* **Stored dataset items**
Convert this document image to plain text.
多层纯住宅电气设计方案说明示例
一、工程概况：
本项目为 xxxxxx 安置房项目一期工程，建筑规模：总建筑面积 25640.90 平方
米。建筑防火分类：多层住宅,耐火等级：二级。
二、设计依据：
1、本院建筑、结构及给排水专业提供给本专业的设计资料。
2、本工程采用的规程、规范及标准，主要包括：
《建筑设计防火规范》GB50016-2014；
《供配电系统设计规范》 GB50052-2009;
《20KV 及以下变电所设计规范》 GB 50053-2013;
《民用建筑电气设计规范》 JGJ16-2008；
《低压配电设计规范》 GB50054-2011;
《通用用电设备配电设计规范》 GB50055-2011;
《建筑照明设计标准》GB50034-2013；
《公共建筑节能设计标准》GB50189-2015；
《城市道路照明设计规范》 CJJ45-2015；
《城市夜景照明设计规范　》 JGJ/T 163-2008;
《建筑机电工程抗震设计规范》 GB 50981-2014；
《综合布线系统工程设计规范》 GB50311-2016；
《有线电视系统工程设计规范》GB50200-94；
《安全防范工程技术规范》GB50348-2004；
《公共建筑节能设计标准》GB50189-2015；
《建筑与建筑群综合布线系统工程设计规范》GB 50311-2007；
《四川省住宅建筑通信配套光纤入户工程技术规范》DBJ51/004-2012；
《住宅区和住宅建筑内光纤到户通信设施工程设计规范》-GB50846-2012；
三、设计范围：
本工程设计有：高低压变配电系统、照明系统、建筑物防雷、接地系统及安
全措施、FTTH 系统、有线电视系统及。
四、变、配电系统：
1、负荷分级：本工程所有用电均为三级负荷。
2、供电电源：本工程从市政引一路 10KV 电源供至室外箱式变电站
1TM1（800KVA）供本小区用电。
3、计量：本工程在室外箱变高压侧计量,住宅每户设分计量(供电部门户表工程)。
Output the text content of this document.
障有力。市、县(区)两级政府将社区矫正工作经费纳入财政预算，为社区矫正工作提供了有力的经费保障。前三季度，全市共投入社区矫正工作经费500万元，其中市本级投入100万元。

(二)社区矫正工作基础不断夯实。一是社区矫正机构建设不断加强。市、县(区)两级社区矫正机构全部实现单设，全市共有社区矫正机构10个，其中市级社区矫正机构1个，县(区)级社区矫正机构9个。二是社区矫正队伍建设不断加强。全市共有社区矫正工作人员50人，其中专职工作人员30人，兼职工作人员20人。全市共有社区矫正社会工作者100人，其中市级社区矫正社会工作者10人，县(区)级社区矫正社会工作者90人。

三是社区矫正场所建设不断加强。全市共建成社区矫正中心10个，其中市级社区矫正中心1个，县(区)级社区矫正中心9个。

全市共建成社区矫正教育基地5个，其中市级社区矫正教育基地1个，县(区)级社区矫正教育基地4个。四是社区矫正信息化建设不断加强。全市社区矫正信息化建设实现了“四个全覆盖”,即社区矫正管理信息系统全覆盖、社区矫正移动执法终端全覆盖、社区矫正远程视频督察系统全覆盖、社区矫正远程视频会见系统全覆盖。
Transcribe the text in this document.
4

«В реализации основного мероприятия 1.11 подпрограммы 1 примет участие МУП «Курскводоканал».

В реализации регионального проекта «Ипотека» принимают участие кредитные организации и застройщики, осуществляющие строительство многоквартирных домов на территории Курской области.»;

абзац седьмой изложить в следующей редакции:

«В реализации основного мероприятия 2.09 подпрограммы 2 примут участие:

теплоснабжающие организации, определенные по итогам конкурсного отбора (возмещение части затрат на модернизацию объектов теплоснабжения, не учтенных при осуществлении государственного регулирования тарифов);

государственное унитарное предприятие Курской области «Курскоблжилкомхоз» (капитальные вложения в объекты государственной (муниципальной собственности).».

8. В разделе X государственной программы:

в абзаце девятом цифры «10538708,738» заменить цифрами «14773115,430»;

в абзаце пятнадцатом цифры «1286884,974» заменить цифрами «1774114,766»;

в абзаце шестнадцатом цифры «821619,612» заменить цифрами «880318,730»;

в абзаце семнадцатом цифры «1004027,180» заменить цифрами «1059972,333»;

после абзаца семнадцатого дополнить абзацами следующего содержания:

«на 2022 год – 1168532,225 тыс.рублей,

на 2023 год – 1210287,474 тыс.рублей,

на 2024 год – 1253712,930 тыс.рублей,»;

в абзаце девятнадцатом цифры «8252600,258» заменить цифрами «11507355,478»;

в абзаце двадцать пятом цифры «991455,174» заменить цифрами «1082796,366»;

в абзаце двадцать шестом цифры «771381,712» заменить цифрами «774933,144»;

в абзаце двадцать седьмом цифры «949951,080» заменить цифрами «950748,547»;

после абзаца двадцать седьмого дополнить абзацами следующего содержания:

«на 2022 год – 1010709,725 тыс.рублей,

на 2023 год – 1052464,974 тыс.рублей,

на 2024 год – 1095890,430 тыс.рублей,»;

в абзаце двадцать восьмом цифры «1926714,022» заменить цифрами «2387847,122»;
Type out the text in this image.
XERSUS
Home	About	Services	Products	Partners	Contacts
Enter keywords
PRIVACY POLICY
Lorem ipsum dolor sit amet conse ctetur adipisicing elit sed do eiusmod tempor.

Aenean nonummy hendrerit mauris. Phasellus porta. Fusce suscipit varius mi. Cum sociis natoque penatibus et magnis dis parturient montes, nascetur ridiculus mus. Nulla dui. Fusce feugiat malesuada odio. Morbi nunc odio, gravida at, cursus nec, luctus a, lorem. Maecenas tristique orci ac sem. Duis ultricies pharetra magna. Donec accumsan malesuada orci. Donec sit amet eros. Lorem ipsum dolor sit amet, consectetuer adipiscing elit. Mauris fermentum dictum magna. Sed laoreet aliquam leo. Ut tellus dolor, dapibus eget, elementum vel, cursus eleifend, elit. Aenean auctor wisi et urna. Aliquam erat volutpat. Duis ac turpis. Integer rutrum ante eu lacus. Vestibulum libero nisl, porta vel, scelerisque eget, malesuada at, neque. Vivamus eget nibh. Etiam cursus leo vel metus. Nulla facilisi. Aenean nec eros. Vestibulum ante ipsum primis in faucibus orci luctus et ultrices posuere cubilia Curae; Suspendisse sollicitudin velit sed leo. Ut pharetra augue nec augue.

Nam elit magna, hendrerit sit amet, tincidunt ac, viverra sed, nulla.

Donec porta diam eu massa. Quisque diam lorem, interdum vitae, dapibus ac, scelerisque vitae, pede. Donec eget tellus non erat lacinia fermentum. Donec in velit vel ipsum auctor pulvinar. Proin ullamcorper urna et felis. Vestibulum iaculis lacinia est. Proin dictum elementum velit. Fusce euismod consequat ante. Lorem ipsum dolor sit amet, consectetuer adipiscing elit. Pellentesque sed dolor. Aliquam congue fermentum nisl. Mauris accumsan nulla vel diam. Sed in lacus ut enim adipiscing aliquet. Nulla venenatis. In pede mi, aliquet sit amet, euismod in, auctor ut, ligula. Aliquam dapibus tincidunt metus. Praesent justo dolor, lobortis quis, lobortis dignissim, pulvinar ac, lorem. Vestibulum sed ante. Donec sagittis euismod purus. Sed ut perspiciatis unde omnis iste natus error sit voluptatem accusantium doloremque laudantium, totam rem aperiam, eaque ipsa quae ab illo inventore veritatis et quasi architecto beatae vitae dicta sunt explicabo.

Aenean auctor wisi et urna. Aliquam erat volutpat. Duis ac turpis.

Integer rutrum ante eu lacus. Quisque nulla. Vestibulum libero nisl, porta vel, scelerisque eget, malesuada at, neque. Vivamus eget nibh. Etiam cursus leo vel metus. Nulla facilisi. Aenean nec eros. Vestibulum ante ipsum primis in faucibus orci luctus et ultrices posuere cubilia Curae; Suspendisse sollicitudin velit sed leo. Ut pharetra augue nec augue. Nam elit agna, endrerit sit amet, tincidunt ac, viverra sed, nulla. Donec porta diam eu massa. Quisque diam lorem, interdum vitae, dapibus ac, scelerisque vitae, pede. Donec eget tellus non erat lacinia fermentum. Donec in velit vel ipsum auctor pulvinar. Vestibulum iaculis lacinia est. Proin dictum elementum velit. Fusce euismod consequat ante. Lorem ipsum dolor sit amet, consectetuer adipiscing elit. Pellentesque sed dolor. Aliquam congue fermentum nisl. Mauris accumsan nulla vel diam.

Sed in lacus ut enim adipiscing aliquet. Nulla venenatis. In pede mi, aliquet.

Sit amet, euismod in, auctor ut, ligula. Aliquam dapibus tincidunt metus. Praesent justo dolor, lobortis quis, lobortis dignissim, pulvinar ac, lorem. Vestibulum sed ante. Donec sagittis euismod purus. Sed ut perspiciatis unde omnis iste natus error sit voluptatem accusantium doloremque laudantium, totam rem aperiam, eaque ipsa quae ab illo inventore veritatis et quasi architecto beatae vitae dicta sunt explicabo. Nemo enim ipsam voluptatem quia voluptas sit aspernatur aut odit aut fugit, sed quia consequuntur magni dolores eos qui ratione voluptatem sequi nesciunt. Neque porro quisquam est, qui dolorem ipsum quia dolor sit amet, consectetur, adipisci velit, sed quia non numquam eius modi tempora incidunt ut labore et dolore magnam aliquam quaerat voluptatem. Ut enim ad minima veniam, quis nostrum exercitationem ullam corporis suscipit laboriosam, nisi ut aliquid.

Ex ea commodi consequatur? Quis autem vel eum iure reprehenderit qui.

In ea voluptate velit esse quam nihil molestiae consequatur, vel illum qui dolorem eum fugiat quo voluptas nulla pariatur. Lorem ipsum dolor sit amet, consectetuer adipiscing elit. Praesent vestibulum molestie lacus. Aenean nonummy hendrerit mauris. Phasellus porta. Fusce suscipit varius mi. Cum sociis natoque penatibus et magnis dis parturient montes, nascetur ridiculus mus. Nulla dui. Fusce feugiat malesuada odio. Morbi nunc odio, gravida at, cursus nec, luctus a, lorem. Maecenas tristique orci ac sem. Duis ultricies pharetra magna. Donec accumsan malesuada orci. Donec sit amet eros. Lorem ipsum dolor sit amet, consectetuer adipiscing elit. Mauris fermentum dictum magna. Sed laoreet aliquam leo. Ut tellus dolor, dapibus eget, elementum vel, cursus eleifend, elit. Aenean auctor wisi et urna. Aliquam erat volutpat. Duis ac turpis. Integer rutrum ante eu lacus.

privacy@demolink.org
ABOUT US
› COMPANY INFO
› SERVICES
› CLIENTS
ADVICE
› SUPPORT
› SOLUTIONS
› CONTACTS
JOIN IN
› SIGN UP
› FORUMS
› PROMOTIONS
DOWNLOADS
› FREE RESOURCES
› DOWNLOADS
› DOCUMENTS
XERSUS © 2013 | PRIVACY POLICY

* **WORK TO BE COMPLETED**
Scan the entries above. Copy each line that has the string "POLICY".

* **CORRECT RESPONSE**
PRIVACY POLICY
XERSUS © 2013 | PRIVACY POLICY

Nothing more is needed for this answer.